__What you should do__. Copy out the passage on diversity in business, starting with "Having been in" and going on through "of the time.", and swap in "downturns" wherever "recessions" appears.

__Supplied text__.
== == ==

Having been in the business for over thirty years and the complications that came with the 2008 and 2011 recessions as well as the events of September 11, 2001, I have learned that diversity and inclusion are and continue to be the keys to keeping business moving. Studies show that racially diverse companies are 35% more likely to see an increase in financial returns in comparison with their competitors while companies that have a more cultural and ethical variation in their boards are 43% more likely to experience a higher income. Groups of diverse thinkers of three or more members have also tested to be more successful than an individual 87% of the time.

All of this being said, how does this work? And how do these diverse connections keep business working?

  • Have Empathy
    1. COVID-19 is hard on everyone, but other groups of people will be experiencing this in a different way than others. Check in on your clients and employees on how they are doing during this time. Listen to what they say and educate yourself on how this situation is affecting their lives. People want to work with people who truly care about who they are and understand them on a real, human level. When they feel like they are genuinely being heard and cared for, they will remember your willingness to help and want to strengthen their connection with you. The same goes for employees. When employees feel they are being cared for, they are encouraged to increase work efficiency and less likely to contribute to the turnover rate.

== == ==

__Source material__.
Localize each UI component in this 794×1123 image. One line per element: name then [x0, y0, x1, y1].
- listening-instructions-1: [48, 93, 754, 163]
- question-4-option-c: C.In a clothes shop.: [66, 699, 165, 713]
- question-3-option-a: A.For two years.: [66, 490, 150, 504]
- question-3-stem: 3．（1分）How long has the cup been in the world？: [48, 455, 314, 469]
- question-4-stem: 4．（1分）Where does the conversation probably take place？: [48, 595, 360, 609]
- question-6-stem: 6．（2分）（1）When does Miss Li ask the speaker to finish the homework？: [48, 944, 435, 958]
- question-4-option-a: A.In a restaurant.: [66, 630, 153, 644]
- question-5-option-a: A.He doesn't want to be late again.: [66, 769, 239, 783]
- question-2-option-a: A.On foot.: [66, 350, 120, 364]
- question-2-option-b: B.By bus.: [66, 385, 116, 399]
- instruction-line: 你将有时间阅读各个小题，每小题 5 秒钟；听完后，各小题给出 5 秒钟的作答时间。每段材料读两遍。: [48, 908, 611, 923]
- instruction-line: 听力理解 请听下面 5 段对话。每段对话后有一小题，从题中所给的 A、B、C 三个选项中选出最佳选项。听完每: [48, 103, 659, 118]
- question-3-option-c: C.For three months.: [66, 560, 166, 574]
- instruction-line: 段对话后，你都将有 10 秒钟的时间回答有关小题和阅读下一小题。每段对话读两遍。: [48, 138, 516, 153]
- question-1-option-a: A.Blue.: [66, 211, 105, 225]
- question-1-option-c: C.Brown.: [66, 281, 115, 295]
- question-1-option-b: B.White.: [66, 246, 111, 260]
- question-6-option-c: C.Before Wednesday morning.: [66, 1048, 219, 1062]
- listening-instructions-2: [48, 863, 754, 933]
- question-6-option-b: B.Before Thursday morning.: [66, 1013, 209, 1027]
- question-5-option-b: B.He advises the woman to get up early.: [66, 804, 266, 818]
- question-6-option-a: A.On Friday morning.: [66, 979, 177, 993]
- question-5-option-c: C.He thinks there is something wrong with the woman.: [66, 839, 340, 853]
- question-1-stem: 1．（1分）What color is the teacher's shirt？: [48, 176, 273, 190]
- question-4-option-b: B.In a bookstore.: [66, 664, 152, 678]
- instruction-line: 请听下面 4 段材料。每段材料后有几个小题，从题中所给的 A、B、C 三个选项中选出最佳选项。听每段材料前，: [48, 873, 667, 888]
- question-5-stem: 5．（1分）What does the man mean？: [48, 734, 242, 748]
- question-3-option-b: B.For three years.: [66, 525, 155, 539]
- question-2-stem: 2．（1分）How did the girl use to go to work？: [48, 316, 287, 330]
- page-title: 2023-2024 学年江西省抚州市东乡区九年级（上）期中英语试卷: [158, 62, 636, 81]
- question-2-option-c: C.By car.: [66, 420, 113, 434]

== == ==

__Response box__.
Having been in the business for over thirty years and the complications that came with the 2008 and 2011 downturns as well as the events of September 11, 2001, I have learned that diversity and inclusion are and continue to be the keys to keeping business moving. Studies show that racially diverse companies are 35% more likely to see an increase in financial returns in comparison with their competitors while companies that have a more cultural and ethical variation in their boards are 43% more likely to experience a higher income. Groups of diverse thinkers of three or more members have also tested to be more successful than an individual 87% of the time.